Repeat, word for word, every line from the line holding "Convert this screenshot" through the final line of the entries below. Skip all pictures.
....
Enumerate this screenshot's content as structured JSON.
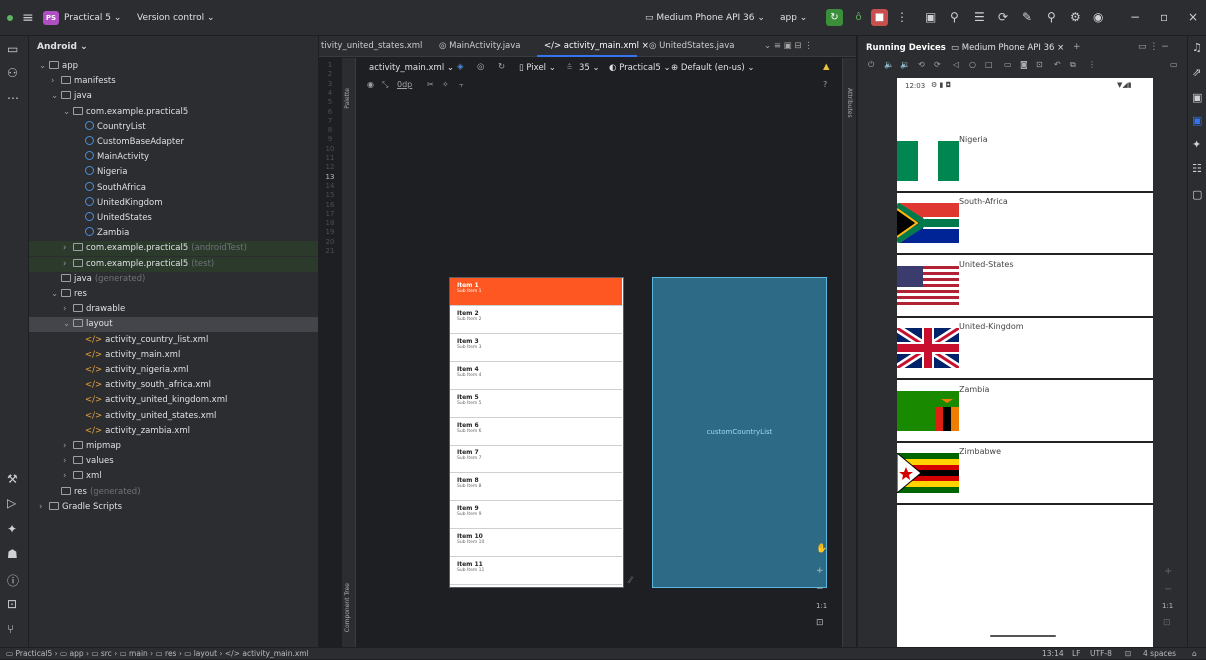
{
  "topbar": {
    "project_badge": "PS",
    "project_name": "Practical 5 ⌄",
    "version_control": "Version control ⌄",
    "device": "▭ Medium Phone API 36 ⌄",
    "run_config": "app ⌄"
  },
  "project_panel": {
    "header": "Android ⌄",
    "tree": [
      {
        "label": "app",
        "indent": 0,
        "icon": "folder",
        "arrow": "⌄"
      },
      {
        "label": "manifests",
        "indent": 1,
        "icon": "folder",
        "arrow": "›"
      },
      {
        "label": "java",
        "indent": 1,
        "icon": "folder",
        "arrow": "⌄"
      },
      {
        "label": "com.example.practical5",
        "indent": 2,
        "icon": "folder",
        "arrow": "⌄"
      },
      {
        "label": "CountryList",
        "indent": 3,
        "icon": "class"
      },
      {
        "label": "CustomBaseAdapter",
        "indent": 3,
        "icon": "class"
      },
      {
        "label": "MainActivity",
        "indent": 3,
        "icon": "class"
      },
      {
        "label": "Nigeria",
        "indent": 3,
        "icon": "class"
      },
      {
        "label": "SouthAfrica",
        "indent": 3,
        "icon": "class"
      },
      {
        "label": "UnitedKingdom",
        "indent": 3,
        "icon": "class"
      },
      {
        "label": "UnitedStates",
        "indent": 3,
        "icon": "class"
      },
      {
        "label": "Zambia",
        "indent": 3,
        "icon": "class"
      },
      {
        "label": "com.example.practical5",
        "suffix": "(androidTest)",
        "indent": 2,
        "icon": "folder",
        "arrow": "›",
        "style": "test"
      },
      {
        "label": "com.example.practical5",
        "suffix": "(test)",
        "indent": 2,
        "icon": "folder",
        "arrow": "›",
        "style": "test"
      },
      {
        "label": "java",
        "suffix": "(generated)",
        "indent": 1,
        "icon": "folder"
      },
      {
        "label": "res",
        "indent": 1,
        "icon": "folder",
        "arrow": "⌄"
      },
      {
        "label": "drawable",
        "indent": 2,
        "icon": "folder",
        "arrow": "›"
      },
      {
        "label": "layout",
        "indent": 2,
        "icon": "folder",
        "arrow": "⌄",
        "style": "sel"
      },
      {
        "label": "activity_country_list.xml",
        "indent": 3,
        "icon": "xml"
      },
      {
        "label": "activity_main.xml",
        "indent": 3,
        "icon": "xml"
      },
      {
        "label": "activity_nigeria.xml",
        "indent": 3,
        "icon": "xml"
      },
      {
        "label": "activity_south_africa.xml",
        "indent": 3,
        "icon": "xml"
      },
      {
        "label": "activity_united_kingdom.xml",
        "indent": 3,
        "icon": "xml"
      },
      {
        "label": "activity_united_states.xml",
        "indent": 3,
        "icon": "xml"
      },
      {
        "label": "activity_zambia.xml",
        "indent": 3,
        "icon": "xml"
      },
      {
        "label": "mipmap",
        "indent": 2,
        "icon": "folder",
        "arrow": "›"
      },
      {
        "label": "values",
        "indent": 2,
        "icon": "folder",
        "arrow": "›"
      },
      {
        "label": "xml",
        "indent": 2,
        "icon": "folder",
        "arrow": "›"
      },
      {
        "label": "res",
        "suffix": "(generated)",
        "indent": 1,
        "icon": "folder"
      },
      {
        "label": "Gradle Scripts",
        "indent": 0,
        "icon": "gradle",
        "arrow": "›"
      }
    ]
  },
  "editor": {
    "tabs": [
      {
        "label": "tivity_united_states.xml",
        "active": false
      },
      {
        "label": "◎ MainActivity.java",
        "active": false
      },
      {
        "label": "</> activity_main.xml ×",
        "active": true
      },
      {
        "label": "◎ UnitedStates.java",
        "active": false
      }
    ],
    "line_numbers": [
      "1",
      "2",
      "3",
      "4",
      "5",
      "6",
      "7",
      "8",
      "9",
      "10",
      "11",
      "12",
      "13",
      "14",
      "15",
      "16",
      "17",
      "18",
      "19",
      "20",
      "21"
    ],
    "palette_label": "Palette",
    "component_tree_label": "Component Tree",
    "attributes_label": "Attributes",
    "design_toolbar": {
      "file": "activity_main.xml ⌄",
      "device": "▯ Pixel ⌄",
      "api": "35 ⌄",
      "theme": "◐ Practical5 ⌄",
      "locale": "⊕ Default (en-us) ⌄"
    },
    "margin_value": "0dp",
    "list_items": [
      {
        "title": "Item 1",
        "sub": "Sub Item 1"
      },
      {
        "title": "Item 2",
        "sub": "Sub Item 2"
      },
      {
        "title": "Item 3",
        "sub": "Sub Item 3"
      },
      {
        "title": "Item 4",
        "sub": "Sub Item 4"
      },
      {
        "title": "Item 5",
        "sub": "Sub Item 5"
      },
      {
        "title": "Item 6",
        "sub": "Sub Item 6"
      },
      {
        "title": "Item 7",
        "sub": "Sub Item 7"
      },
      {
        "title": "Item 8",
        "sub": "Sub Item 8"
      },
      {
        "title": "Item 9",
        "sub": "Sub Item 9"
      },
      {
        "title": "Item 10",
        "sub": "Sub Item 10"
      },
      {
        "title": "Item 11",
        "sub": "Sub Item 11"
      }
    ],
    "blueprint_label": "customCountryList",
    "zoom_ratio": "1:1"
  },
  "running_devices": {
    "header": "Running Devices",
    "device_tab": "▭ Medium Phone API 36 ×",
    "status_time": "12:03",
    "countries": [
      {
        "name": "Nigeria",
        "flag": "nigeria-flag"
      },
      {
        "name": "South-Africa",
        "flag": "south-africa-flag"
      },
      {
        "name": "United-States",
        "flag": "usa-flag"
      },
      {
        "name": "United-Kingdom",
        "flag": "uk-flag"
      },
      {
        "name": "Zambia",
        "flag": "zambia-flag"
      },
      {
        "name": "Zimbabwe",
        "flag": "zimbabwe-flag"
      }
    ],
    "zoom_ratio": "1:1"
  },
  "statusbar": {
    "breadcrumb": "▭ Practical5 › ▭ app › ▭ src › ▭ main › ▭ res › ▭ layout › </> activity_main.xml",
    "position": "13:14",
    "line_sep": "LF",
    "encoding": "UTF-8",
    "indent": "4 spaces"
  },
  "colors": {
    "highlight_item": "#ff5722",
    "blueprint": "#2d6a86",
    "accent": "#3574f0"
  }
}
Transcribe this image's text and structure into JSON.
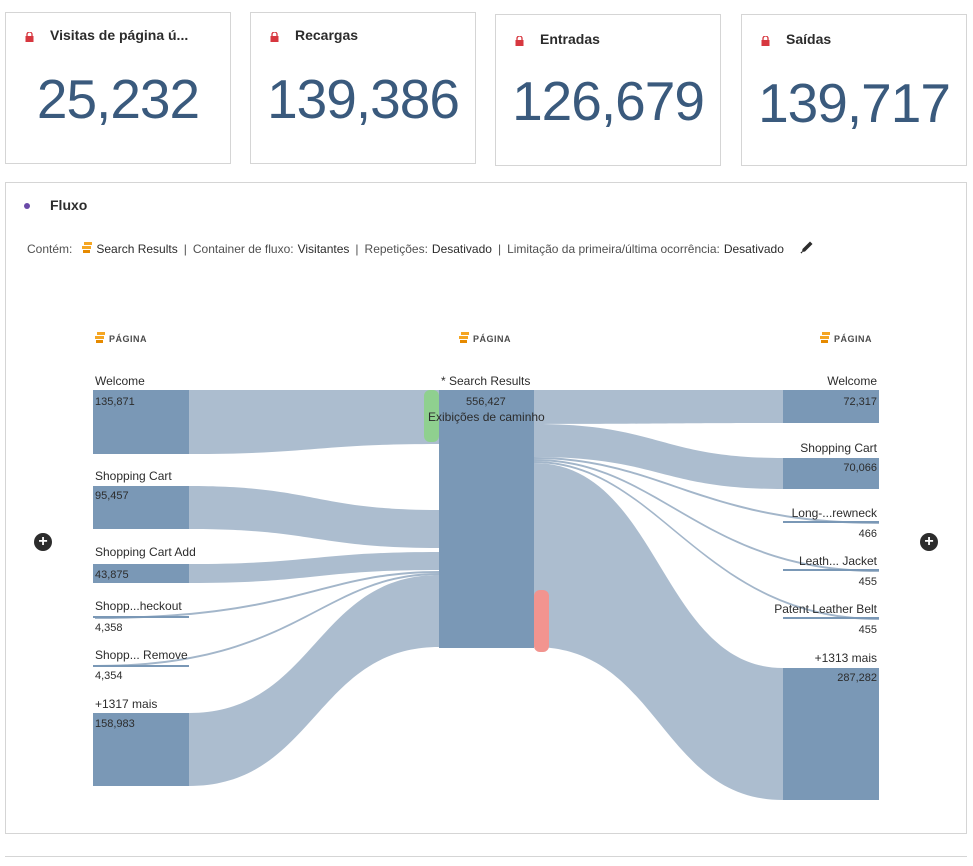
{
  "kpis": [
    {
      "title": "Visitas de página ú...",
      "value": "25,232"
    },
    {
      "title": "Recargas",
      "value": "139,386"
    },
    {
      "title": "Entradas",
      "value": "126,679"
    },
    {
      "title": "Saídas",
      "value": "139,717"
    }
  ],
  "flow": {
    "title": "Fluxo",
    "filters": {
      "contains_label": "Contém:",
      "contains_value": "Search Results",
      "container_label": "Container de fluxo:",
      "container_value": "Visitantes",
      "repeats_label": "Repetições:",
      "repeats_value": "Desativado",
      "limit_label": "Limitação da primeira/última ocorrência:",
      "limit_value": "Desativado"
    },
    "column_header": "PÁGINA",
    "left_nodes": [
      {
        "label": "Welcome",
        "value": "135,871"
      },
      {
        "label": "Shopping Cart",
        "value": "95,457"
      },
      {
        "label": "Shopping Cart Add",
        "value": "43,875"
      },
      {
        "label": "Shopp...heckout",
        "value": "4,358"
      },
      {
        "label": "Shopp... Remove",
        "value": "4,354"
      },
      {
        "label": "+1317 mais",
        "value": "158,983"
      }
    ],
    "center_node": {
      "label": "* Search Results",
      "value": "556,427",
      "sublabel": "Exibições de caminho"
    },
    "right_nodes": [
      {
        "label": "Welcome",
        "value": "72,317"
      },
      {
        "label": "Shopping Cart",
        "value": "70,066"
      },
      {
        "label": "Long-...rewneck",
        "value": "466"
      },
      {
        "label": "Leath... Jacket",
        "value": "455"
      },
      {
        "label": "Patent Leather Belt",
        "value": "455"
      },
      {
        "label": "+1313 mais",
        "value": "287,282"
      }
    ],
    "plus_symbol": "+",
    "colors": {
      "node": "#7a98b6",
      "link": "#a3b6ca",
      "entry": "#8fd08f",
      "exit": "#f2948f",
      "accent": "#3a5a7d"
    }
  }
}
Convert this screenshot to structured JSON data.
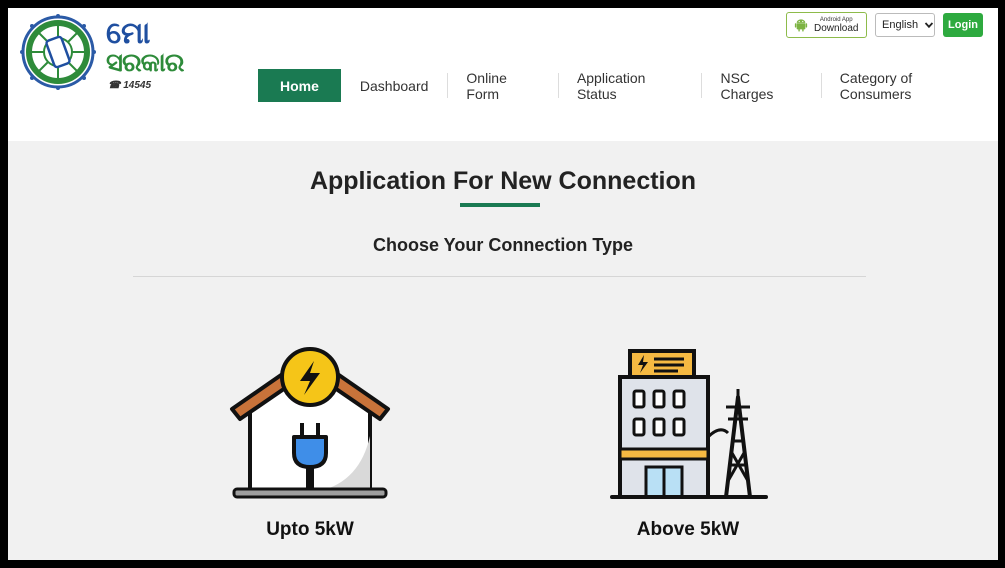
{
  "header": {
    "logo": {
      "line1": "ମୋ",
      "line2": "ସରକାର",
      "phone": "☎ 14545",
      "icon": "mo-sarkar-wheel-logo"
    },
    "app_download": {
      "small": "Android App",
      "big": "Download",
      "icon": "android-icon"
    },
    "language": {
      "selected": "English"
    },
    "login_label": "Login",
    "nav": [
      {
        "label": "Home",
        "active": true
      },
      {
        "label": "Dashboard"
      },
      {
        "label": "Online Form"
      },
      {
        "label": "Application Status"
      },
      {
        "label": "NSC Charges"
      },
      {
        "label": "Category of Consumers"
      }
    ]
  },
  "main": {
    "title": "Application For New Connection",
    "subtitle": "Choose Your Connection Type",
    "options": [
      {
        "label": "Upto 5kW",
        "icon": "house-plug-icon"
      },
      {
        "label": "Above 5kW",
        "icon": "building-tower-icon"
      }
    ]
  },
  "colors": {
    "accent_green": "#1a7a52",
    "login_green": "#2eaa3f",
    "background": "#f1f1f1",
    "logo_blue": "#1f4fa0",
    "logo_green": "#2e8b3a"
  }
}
....
PROBLEM SOLUTION:
Convert this screenshot to structured JSON data.
{
  "header": {
    "logo": {
      "line1": "ମୋ",
      "line2": "ସରକାର",
      "phone": "☎ 14545",
      "icon": "mo-sarkar-wheel-logo"
    },
    "app_download": {
      "small": "Android App",
      "big": "Download",
      "icon": "android-icon"
    },
    "language": {
      "selected": "English"
    },
    "login_label": "Login",
    "nav": [
      {
        "label": "Home",
        "active": true
      },
      {
        "label": "Dashboard"
      },
      {
        "label": "Online Form"
      },
      {
        "label": "Application Status"
      },
      {
        "label": "NSC Charges"
      },
      {
        "label": "Category of Consumers"
      }
    ]
  },
  "main": {
    "title": "Application For New Connection",
    "subtitle": "Choose Your Connection Type",
    "options": [
      {
        "label": "Upto 5kW",
        "icon": "house-plug-icon"
      },
      {
        "label": "Above 5kW",
        "icon": "building-tower-icon"
      }
    ]
  },
  "colors": {
    "accent_green": "#1a7a52",
    "login_green": "#2eaa3f",
    "background": "#f1f1f1",
    "logo_blue": "#1f4fa0",
    "logo_green": "#2e8b3a"
  }
}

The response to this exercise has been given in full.